**Source records:**
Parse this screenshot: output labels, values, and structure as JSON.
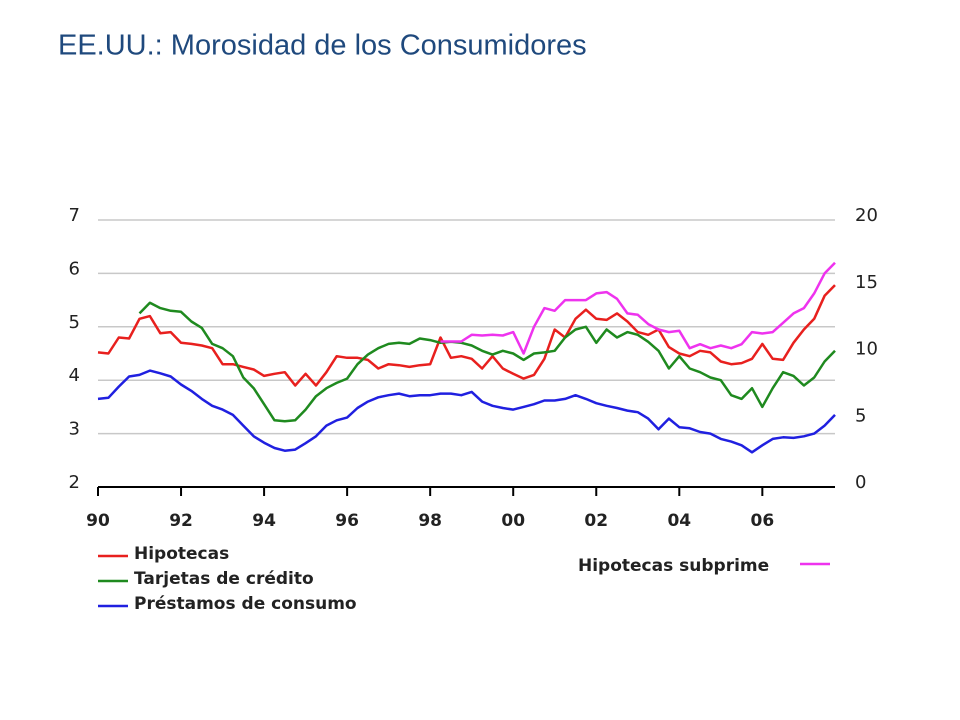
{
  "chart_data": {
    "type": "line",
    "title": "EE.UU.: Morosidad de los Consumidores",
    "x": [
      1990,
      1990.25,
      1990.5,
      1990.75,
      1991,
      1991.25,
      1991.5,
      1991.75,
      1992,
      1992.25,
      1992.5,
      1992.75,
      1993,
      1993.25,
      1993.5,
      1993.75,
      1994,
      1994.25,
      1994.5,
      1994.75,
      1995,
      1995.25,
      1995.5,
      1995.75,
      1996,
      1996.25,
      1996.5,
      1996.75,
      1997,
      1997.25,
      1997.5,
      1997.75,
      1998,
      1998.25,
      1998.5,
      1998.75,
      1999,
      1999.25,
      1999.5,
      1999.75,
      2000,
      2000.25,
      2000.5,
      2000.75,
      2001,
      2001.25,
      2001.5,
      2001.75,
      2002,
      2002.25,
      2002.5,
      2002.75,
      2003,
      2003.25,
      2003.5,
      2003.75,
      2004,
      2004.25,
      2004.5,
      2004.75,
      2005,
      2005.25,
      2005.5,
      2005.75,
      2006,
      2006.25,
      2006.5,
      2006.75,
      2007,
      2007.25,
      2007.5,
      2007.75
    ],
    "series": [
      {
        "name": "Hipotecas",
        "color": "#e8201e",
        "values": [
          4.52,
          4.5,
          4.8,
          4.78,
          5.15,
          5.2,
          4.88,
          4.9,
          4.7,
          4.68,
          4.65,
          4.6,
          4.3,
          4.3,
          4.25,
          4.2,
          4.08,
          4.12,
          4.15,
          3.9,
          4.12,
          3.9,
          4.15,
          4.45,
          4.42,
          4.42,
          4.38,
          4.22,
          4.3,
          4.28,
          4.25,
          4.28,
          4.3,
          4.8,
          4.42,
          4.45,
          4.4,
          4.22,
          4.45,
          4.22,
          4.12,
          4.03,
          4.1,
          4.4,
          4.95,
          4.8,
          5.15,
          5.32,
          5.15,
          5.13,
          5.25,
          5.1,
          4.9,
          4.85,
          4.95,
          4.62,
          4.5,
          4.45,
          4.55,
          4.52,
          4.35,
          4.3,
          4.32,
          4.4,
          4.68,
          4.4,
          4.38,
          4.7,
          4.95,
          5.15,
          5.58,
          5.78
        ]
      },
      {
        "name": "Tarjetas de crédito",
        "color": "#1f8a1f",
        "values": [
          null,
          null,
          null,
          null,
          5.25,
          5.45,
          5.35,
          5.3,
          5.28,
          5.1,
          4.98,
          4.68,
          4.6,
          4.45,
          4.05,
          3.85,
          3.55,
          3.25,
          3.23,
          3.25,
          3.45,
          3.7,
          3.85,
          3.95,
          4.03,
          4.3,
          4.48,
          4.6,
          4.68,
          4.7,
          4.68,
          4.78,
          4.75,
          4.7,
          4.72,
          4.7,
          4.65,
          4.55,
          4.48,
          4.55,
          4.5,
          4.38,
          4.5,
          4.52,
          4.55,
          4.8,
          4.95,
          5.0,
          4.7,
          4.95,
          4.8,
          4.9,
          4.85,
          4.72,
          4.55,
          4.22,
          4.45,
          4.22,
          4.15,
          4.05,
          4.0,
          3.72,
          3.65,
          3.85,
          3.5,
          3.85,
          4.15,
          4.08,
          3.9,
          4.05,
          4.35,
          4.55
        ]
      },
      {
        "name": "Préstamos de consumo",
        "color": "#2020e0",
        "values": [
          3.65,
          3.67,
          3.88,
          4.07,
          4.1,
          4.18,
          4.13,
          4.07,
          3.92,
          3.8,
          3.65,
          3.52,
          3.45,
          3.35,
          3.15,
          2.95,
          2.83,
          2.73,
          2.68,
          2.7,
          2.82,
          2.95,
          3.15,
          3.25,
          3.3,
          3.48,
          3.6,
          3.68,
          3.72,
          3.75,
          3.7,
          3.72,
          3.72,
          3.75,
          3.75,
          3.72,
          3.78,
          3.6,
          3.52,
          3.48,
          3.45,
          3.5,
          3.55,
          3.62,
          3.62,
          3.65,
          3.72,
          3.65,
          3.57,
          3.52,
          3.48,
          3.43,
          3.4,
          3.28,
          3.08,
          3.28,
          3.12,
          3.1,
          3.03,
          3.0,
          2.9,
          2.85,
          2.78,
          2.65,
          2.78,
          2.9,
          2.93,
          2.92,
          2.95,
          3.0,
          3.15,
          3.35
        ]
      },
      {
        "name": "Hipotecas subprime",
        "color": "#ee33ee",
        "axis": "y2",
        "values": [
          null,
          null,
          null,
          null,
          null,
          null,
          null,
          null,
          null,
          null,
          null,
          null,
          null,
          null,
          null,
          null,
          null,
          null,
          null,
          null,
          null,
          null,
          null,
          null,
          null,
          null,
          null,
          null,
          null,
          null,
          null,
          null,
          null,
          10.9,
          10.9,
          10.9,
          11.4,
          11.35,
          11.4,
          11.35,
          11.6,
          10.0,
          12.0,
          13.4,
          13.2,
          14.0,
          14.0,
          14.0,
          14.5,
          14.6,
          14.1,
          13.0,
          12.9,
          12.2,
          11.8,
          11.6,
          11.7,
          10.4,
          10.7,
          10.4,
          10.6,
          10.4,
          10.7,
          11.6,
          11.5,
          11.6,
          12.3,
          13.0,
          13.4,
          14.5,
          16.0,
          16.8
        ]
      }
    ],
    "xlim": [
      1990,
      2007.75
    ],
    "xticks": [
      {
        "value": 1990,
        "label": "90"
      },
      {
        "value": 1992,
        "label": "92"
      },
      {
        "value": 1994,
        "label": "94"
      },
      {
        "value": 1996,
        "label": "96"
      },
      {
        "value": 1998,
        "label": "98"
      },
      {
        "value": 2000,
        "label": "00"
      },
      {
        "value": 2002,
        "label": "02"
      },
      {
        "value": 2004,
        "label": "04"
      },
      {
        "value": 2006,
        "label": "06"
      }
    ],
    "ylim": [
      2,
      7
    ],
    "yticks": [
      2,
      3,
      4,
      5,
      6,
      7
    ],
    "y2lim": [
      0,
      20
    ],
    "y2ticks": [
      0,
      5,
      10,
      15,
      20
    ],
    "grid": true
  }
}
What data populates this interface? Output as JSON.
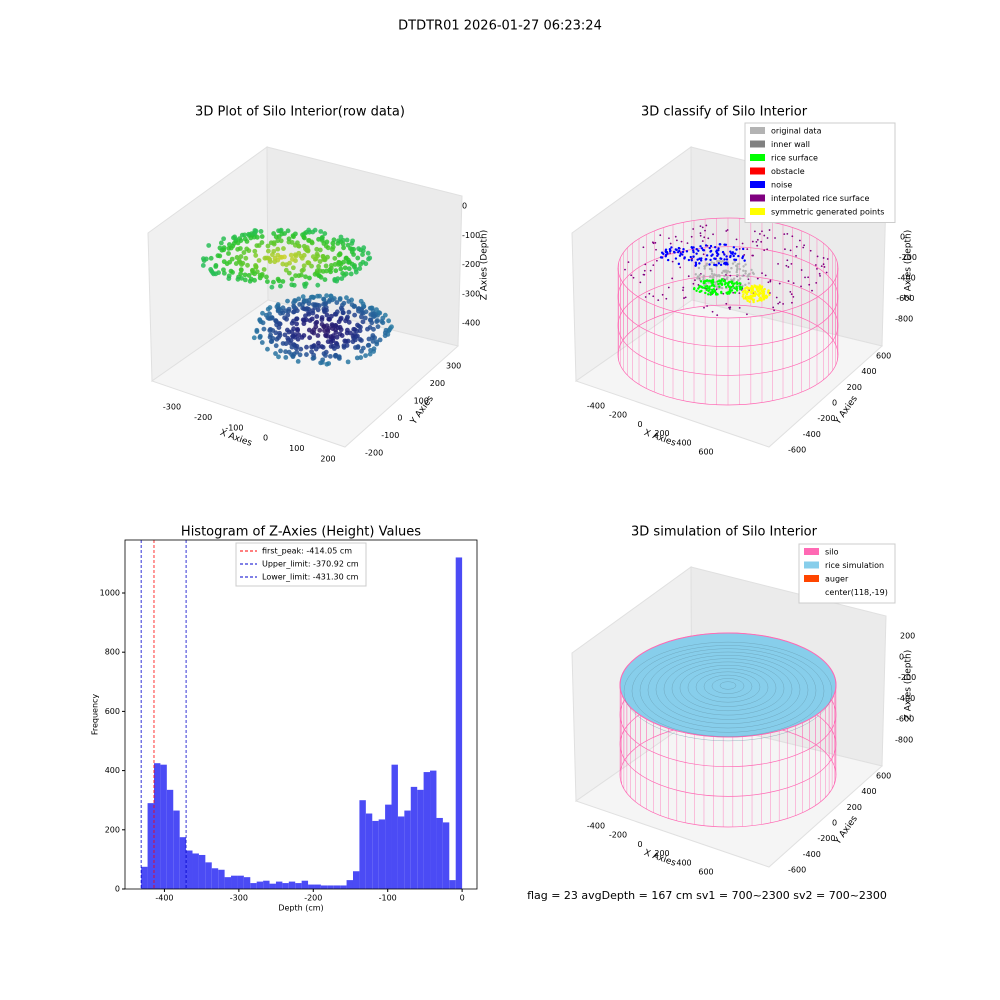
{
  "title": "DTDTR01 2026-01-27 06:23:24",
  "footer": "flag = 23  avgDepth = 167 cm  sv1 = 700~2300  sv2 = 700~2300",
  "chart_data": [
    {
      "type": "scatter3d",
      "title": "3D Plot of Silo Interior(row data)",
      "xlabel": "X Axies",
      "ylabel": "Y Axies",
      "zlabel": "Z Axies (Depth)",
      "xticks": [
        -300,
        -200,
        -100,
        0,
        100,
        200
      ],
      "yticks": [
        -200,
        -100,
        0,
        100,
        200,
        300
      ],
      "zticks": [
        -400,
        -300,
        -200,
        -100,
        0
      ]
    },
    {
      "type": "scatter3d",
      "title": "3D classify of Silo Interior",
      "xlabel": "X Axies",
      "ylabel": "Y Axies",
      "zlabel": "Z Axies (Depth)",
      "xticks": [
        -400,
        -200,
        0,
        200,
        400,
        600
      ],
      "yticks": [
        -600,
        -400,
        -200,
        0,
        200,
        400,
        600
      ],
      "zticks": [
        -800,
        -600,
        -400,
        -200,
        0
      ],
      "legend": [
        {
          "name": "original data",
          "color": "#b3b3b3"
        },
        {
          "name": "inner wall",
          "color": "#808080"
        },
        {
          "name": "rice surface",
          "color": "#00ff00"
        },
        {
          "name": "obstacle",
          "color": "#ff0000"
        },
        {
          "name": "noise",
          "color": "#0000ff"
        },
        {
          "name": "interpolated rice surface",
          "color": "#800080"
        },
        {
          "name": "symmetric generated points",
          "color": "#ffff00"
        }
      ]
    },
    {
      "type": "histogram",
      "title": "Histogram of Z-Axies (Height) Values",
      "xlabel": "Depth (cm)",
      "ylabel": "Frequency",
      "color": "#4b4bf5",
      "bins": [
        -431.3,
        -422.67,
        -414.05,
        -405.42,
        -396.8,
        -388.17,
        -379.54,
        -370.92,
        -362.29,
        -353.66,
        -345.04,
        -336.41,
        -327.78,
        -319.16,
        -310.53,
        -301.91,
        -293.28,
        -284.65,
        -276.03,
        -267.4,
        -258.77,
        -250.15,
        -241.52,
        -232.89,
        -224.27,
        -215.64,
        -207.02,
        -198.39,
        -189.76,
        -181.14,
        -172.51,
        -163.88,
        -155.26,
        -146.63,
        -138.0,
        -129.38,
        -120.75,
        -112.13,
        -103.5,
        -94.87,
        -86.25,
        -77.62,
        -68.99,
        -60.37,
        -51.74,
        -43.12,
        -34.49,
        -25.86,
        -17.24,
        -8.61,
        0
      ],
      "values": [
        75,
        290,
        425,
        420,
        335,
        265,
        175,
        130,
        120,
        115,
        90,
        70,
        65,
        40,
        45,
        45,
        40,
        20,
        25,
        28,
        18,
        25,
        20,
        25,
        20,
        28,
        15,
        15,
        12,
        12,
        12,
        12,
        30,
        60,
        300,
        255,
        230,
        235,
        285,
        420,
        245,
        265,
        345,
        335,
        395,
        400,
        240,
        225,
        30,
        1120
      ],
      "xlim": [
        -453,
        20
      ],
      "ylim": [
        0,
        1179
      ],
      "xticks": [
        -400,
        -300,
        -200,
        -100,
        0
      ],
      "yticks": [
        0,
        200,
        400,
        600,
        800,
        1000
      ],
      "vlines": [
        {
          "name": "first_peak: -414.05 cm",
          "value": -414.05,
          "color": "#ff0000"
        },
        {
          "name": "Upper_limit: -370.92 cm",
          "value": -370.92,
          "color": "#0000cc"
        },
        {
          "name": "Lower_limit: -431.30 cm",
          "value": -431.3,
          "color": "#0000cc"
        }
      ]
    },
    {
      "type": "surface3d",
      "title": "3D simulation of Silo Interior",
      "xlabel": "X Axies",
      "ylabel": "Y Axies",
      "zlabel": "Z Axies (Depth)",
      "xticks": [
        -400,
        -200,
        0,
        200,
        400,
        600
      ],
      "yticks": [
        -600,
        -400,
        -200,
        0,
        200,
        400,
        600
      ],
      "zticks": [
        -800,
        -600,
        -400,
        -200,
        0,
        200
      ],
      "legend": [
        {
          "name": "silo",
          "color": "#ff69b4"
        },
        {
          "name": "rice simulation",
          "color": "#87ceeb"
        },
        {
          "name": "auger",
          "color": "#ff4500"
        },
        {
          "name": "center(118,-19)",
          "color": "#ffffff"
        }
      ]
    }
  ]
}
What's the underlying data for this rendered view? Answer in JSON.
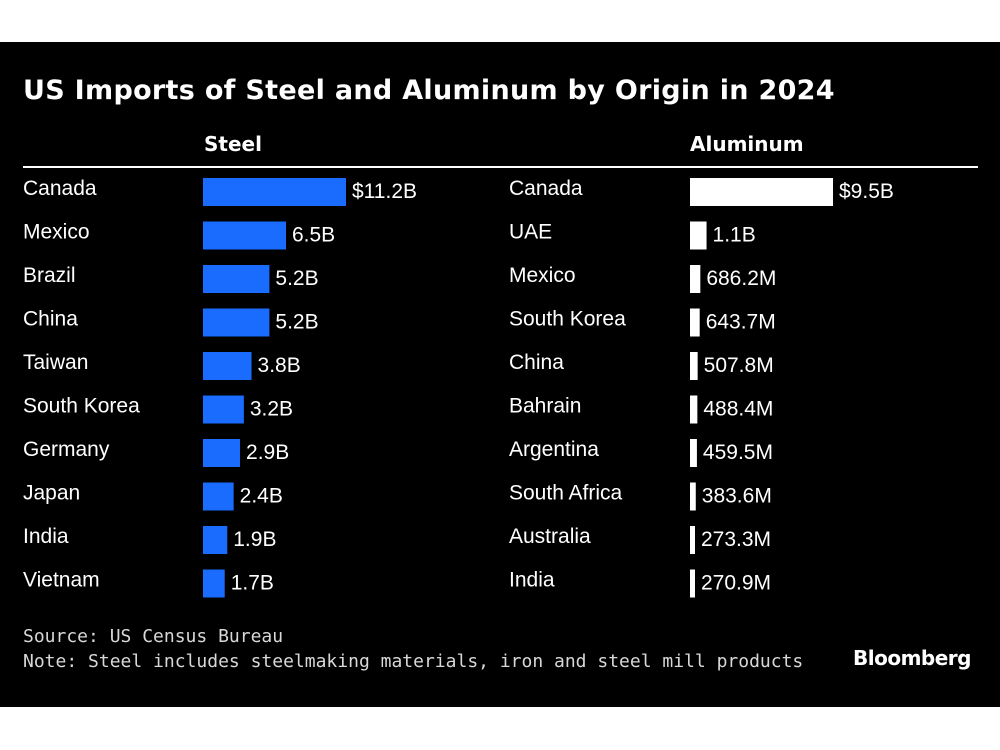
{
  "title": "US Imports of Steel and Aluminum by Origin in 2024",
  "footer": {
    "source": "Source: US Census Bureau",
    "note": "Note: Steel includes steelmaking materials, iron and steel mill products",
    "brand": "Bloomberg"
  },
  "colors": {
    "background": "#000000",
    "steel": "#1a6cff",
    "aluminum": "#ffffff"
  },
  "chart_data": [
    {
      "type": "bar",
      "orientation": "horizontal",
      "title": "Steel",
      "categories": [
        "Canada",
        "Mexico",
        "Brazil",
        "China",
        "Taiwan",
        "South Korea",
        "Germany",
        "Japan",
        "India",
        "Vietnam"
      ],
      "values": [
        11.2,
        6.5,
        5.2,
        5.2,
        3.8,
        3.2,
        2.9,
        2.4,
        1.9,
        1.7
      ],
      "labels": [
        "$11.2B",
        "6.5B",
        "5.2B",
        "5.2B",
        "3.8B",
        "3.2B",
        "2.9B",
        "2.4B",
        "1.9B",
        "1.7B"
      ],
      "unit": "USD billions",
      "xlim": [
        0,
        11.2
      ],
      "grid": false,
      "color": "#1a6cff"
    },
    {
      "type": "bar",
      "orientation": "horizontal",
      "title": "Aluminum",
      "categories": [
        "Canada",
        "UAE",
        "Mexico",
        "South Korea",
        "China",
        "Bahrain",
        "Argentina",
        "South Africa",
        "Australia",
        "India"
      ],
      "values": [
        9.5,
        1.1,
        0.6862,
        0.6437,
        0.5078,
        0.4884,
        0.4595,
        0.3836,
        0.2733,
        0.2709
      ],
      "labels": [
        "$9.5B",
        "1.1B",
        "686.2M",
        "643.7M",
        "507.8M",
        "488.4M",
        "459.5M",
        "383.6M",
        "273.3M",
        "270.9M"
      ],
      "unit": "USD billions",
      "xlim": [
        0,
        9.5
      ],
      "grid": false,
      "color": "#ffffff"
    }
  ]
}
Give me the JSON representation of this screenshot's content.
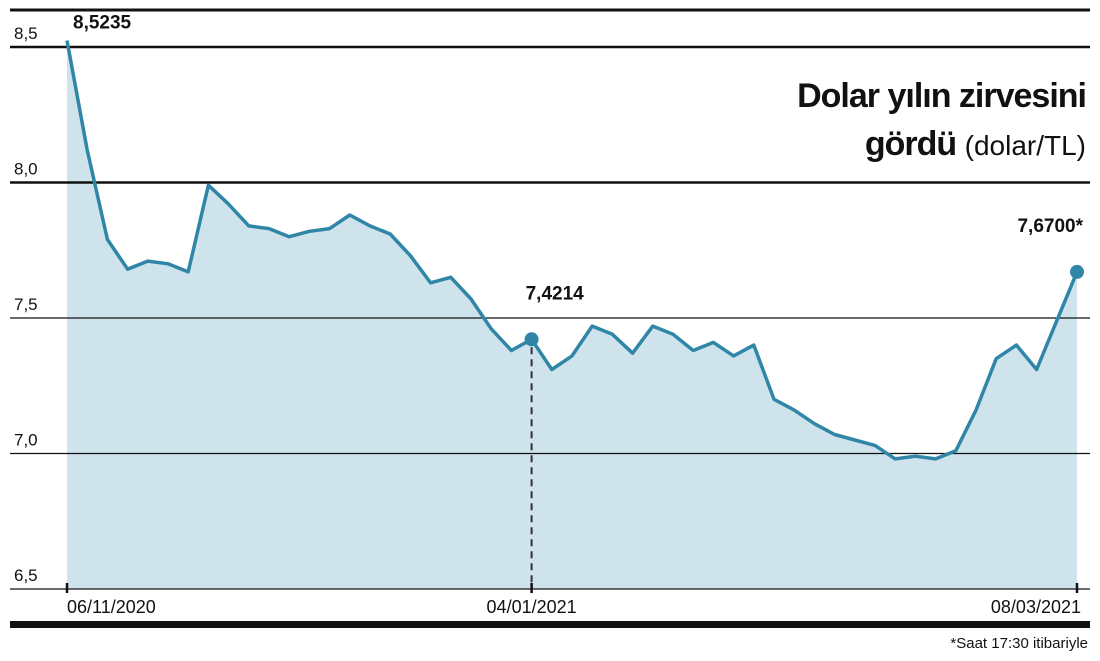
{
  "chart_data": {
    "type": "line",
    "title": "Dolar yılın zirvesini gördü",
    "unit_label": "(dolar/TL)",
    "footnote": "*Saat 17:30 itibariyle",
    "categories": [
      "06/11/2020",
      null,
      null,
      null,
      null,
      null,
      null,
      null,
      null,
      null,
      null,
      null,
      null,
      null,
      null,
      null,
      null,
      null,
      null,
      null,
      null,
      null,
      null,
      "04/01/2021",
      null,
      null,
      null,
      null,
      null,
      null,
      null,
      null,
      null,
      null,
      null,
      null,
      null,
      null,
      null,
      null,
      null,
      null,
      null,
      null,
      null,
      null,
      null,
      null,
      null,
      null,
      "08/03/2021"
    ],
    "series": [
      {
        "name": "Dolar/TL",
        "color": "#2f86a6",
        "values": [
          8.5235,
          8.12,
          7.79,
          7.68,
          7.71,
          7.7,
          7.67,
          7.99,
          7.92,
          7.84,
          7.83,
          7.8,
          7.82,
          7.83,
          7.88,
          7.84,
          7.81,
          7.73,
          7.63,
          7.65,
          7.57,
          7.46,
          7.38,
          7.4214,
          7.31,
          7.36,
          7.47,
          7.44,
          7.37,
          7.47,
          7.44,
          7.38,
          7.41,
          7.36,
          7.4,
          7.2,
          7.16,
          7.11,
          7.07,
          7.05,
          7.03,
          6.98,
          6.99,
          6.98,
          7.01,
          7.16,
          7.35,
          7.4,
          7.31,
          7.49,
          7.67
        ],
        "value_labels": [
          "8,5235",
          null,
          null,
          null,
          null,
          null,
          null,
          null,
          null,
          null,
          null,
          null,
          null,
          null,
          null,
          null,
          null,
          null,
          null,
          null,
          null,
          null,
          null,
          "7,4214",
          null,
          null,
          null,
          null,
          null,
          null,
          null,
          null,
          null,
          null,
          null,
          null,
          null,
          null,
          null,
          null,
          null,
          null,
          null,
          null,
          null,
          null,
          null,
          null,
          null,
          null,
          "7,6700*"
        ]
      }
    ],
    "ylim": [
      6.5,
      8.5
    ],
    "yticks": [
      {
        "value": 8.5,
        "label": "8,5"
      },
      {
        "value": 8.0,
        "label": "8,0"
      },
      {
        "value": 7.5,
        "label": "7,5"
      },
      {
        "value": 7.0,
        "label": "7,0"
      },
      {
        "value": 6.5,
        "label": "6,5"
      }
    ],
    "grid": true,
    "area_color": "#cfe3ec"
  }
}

**Exercise objective:** Go through the lines above. Select every one that has the string "Interior".

**Result of the exercise:**
      "title": "3D Plot of Silo Interior(row data)",
      "title": "3D classify of Silo Interior",
      "title": "3D simulation of Silo Interior",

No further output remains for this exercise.